Short task » Lines that contain the string "井ノ川勝" are to be copied; leave out all others.

Dataset content »
══════

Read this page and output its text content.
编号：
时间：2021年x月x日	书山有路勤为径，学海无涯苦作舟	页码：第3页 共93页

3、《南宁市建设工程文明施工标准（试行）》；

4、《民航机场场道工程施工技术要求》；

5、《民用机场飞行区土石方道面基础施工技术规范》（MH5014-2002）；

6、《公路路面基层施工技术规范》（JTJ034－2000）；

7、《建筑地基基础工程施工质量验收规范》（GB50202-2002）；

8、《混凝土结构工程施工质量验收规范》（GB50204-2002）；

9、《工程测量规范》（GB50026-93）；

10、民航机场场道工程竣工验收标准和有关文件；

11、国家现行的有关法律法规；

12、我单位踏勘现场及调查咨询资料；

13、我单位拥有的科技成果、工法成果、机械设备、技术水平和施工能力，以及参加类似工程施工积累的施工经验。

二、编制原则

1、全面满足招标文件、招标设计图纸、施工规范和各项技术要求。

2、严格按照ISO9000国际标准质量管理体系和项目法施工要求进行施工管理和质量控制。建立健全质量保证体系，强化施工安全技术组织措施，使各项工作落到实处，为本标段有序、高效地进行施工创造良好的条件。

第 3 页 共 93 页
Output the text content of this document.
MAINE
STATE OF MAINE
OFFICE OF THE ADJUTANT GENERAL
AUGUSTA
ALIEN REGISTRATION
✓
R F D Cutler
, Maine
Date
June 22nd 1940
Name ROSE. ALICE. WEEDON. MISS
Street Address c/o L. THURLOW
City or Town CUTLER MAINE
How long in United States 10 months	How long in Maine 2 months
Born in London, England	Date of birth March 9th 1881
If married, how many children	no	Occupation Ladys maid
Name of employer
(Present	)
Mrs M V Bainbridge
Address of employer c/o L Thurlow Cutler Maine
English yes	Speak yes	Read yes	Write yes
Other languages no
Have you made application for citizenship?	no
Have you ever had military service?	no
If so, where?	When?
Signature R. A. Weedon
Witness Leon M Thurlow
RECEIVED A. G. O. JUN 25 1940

══════

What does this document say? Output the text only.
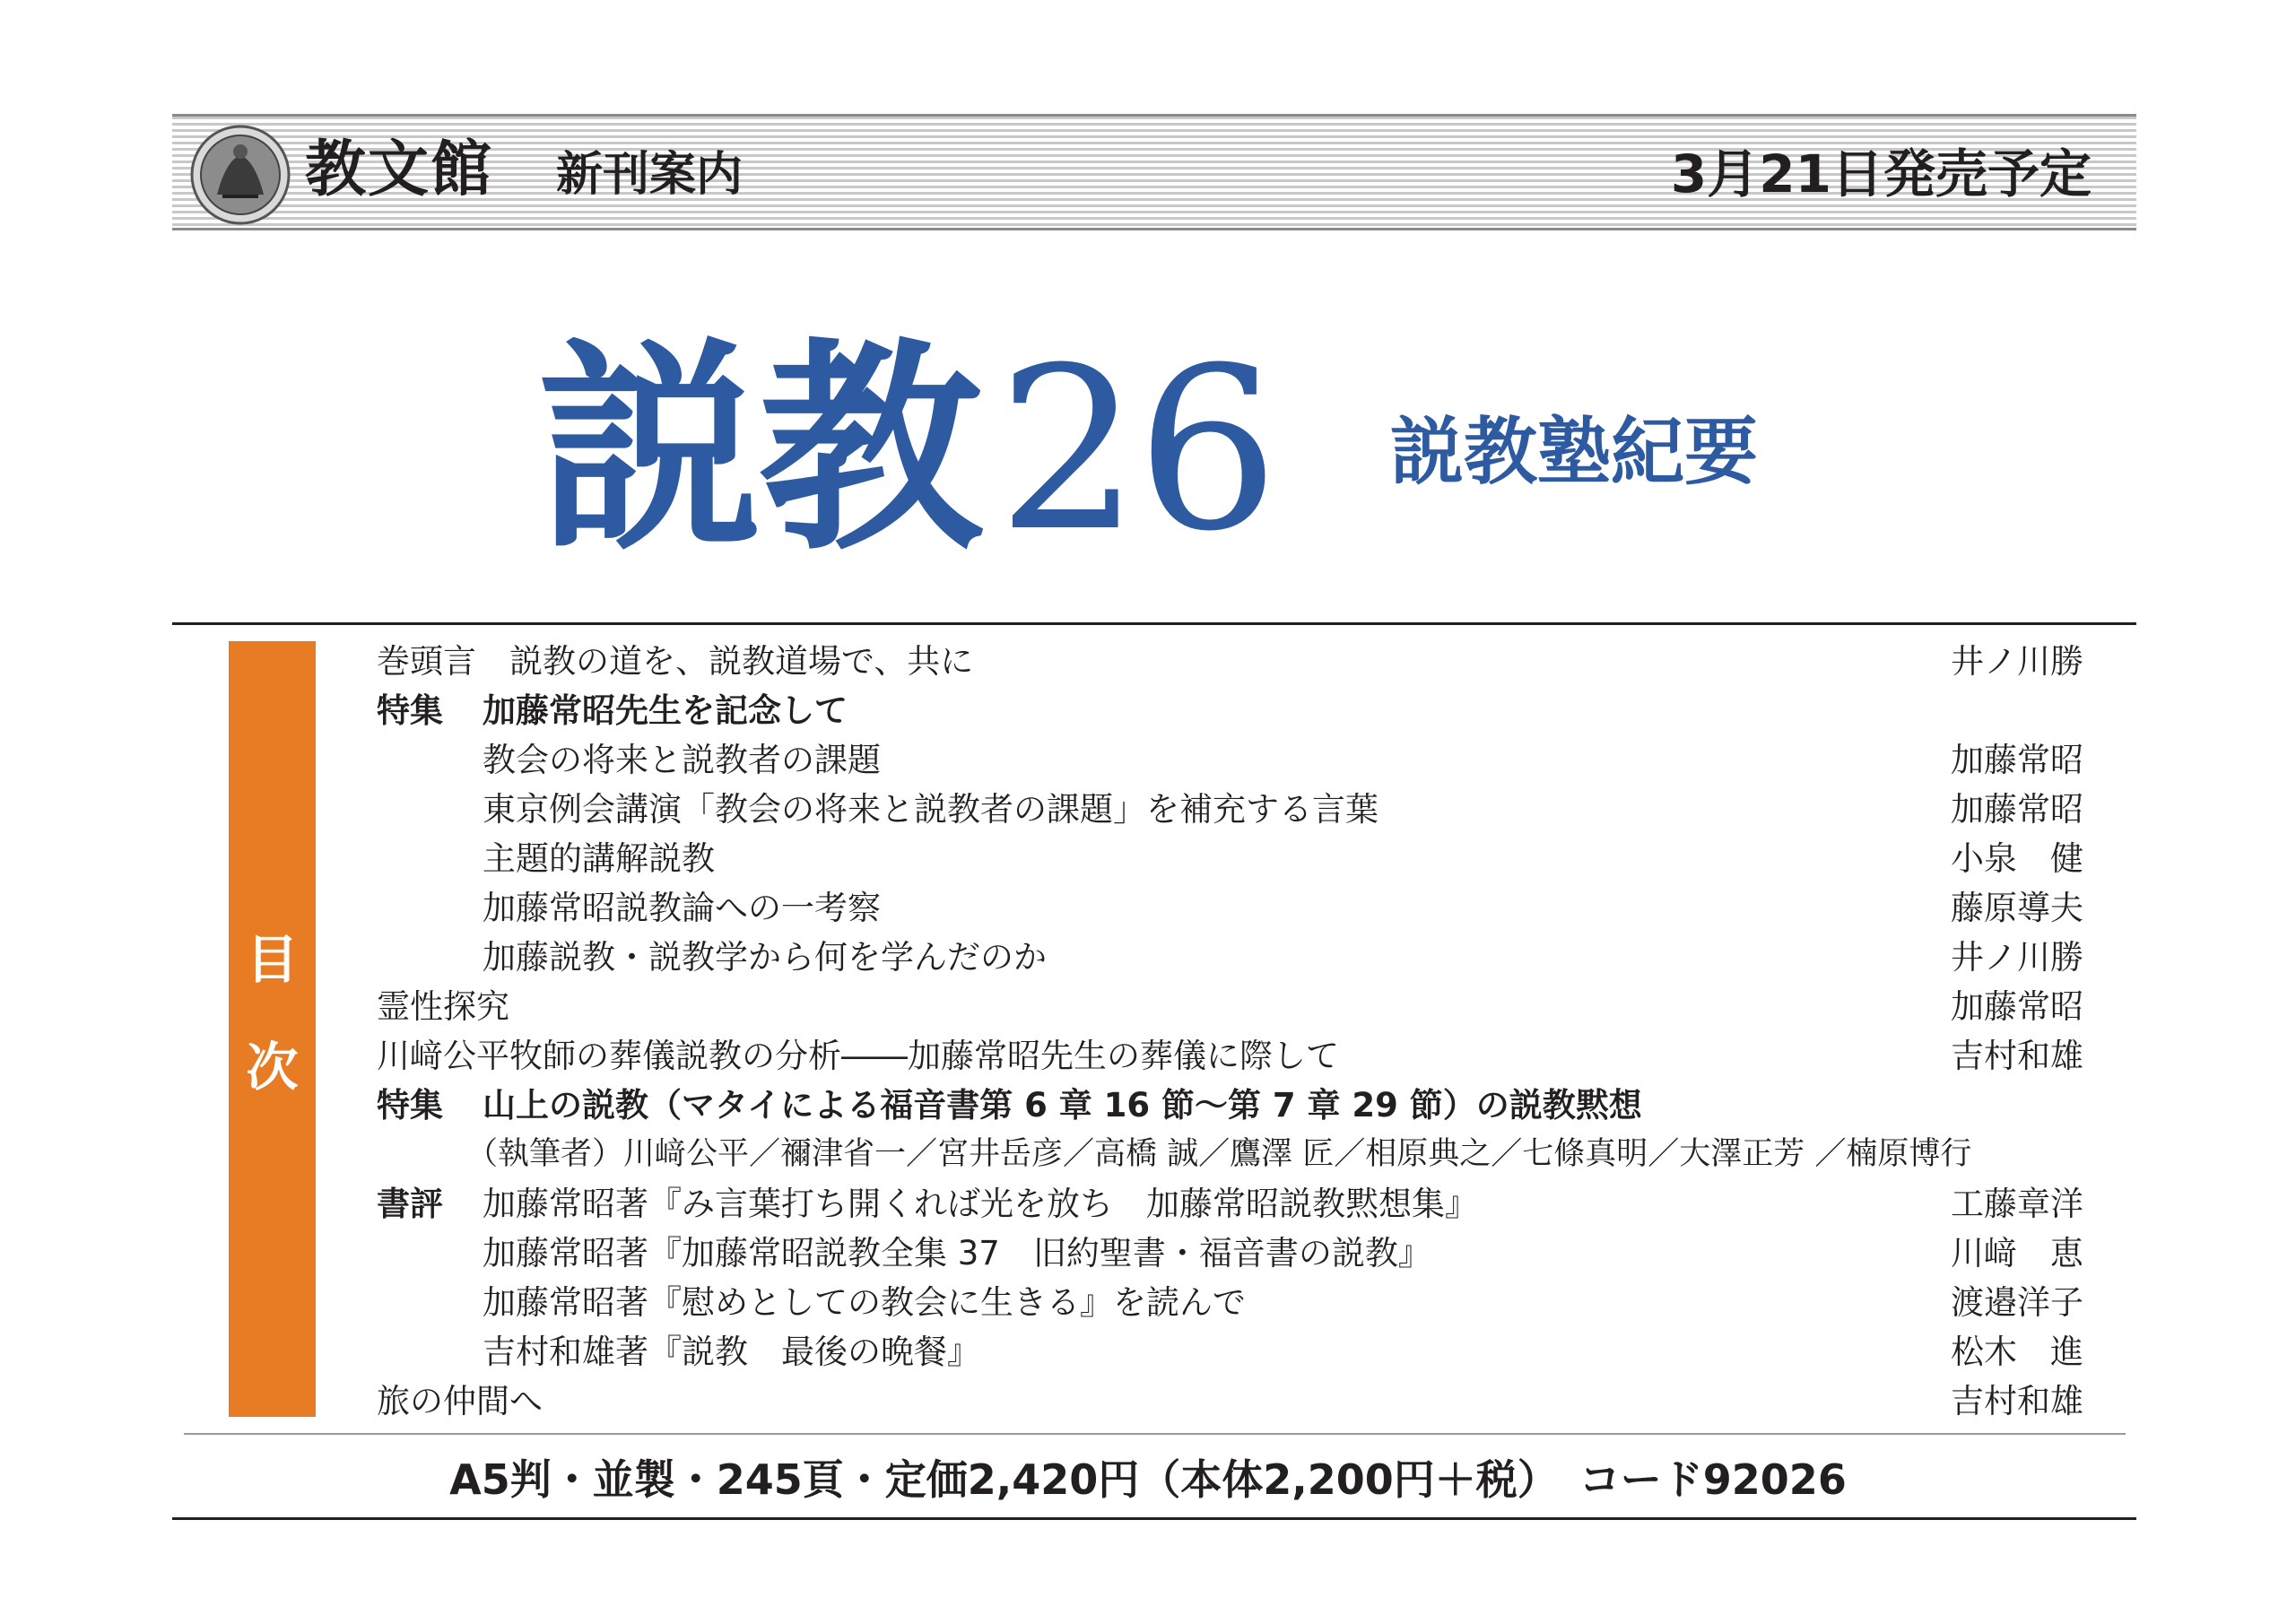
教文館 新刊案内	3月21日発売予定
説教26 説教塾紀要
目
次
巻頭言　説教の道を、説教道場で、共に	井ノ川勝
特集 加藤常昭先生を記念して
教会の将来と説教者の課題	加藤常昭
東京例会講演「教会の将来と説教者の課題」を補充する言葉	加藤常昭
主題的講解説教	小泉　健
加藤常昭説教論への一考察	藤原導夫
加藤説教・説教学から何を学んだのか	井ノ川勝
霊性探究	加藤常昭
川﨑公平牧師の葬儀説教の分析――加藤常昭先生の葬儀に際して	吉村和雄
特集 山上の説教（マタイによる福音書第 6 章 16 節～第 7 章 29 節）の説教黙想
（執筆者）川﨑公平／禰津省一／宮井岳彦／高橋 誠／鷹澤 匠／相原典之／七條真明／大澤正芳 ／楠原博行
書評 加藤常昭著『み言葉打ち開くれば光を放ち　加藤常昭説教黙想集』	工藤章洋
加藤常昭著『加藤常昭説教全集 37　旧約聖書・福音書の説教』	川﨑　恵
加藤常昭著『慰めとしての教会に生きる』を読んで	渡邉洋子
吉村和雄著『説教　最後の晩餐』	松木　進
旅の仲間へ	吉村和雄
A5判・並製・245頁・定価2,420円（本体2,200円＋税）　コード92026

══════

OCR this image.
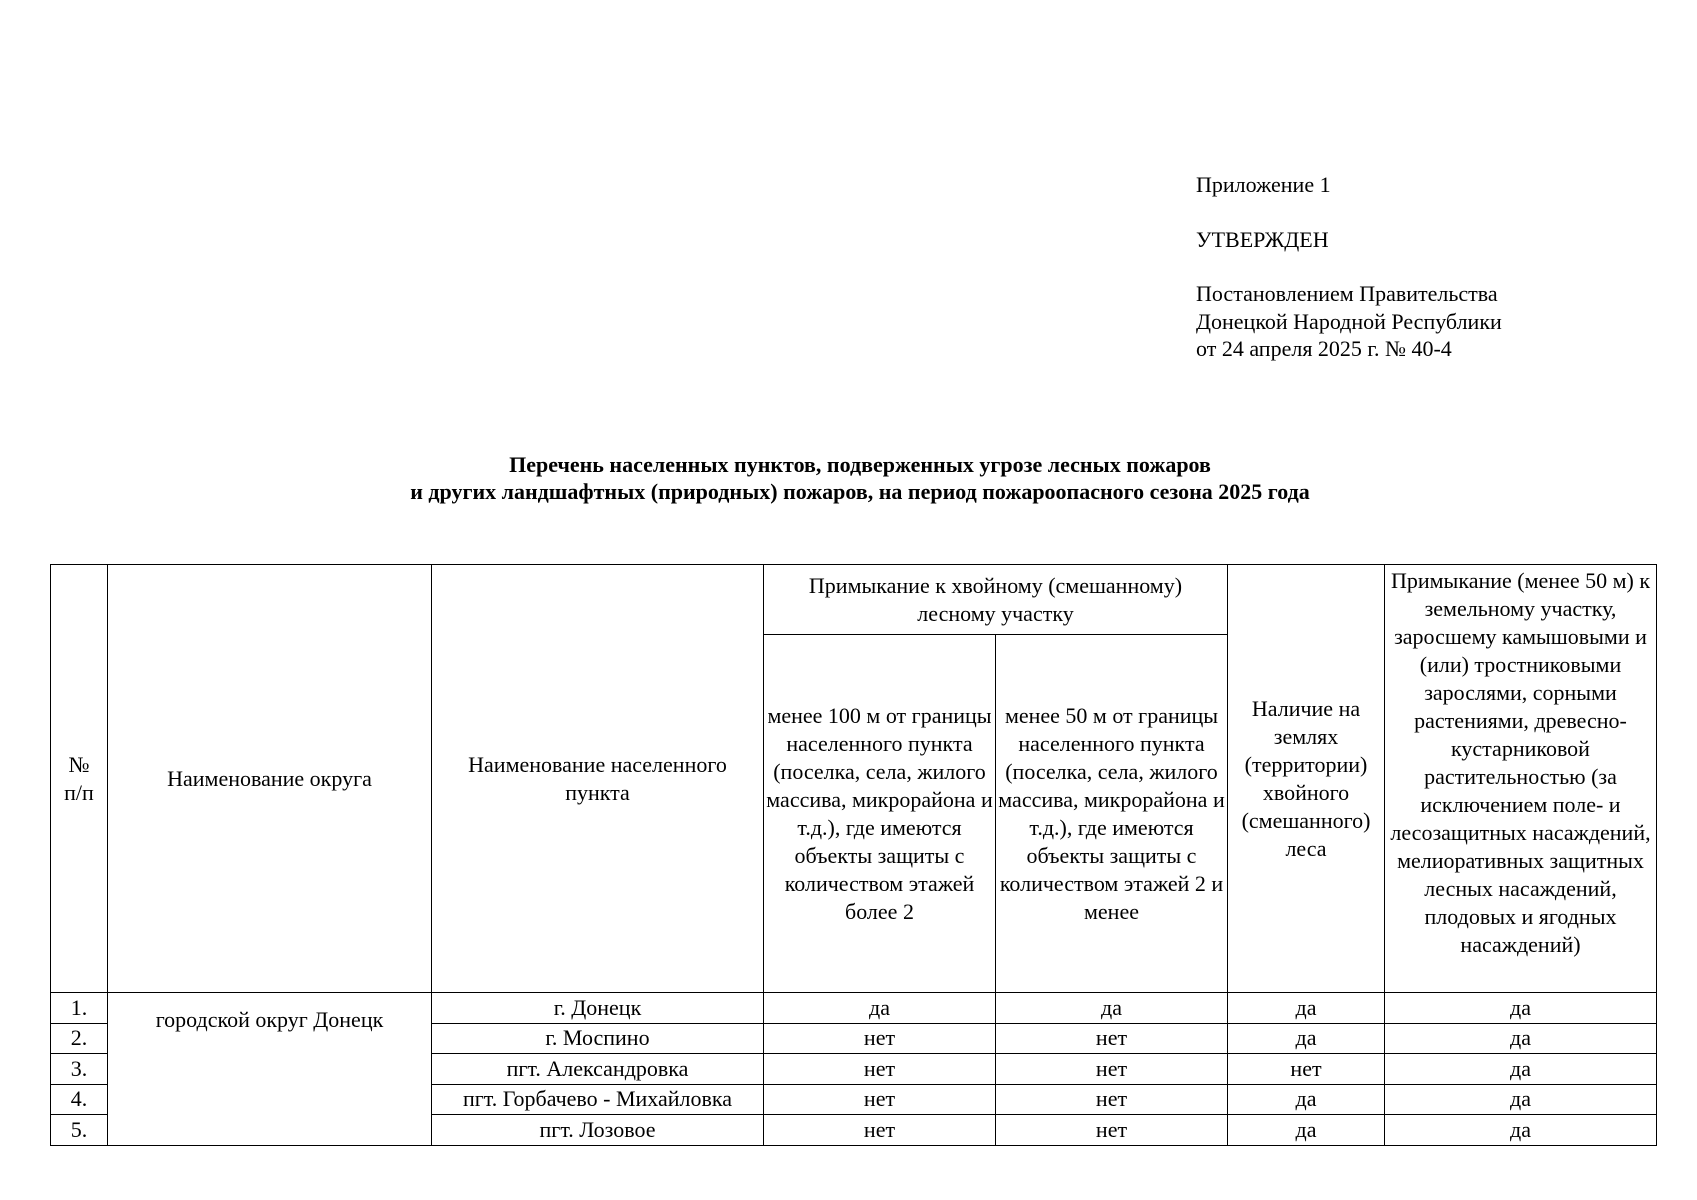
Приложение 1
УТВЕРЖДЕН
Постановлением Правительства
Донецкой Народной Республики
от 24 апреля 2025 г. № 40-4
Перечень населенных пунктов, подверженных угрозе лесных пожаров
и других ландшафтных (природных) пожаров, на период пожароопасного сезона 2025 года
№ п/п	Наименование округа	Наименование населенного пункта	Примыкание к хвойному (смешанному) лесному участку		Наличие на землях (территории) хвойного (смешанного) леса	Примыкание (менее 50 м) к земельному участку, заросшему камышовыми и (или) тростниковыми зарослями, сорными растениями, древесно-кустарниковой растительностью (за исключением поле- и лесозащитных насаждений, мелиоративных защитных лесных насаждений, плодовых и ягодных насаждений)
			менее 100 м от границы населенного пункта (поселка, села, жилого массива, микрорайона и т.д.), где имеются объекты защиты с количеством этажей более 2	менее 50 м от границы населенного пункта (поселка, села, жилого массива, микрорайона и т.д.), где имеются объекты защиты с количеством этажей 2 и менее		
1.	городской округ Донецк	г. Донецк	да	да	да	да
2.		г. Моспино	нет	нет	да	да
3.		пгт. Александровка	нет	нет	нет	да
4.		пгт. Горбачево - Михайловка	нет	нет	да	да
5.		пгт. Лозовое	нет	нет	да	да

══════

Task answer »
巻頭言　説教の道を、説教道場で、共に	井ノ川勝
加藤説教・説教学から何を学んだのか	井ノ川勝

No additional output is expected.